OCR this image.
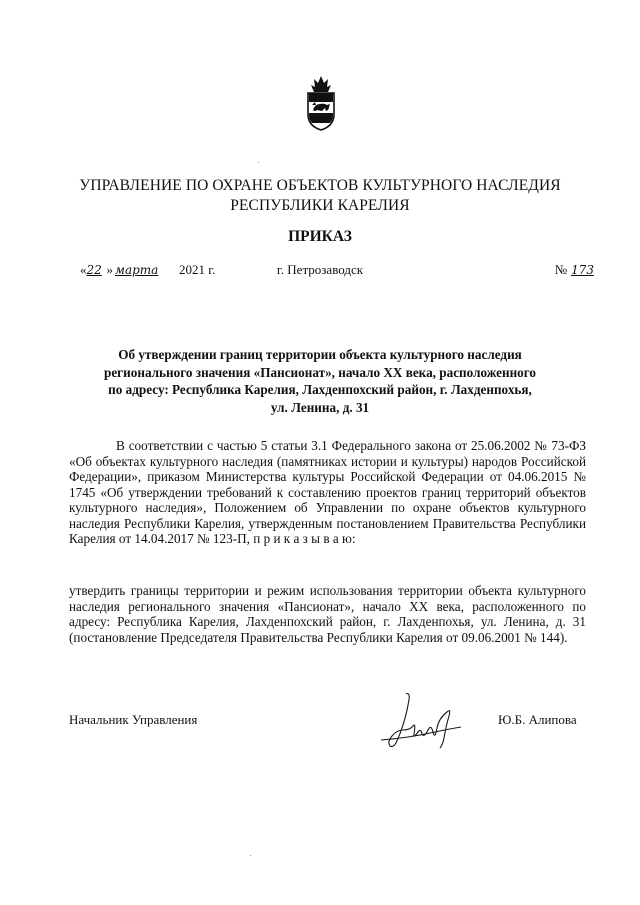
УПРАВЛЕНИЕ ПО ОХРАНЕ ОБЪЕКТОВ КУЛЬТУРНОГО НАСЛЕДИЯ РЕСПУБЛИКИ КАРЕЛИЯ
ПРИКАЗ
«22 » марта 2021 г.	г. Петрозаводск	№ 173
Об утверждении границ территории объекта культурного наследия регионального значения «Пансионат», начало XX века, расположенного по адресу: Республика Карелия, Лахденпохский район, г. Лахденпохья, ул. Ленина, д. 31
В соответствии с частью 5 статьи 3.1 Федерального закона от 25.06.2002 № 73-ФЗ «Об объектах культурного наследия (памятниках истории и культуры) народов Российской Федерации», приказом Министерства культуры Российской Федерации от 04.06.2015 № 1745 «Об утверждении требований к составлению проектов границ территорий объектов культурного наследия», Положением об Управлении по охране объектов культурного наследия Республики Карелия, утвержденным постановлением Правительства Республики Карелия от 14.04.2017 № 123-П, п р и к а з ы в а ю:
утвердить границы территории и режим использования территории объекта культурного наследия регионального значения «Пансионат», начало XX века, расположенного по адресу: Республика Карелия, Лахденпохский район, г. Лахденпохья, ул. Ленина, д. 31 (постановление Председателя Правительства Республики Карелия от 09.06.2001 № 144).
Начальник Управления	Ю.Б. Алипова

•••

» **PROBLEM TO WORK ON**:
Transcribe the whole listing exactly. Pictures are excluded.

» **RESULT OF THIS EXERCISE**:
OCR this image.
УПРАВЛЕНИЕ ПО ОХРАНЕ ОБЪЕКТОВ КУЛЬТУРНОГО НАСЛЕДИЯ РЕСПУБЛИКИ КАРЕЛИЯ
ПРИКАЗ
«22 » марта 2021 г.	г. Петрозаводск	№ 173
Об утверждении границ территории объекта культурного наследия регионального значения «Пансионат», начало XX века, расположенного по адресу: Республика Карелия, Лахденпохский район, г. Лахденпохья, ул. Ленина, д. 31
В соответствии с частью 5 статьи 3.1 Федерального закона от 25.06.2002 № 73-ФЗ «Об объектах культурного наследия (памятниках истории и культуры) народов Российской Федерации», приказом Министерства культуры Российской Федерации от 04.06.2015 № 1745 «Об утверждении требований к составлению проектов границ территорий объектов культурного наследия», Положением об Управлении по охране объектов культурного наследия Республики Карелия, утвержденным постановлением Правительства Республики Карелия от 14.04.2017 № 123-П, п р и к а з ы в а ю:
утвердить границы территории и режим использования территории объекта культурного наследия регионального значения «Пансионат», начало XX века, расположенного по адресу: Республика Карелия, Лахденпохский район, г. Лахденпохья, ул. Ленина, д. 31 (постановление Председателя Правительства Республики Карелия от 09.06.2001 № 144).
Начальник Управления	Ю.Б. Алипова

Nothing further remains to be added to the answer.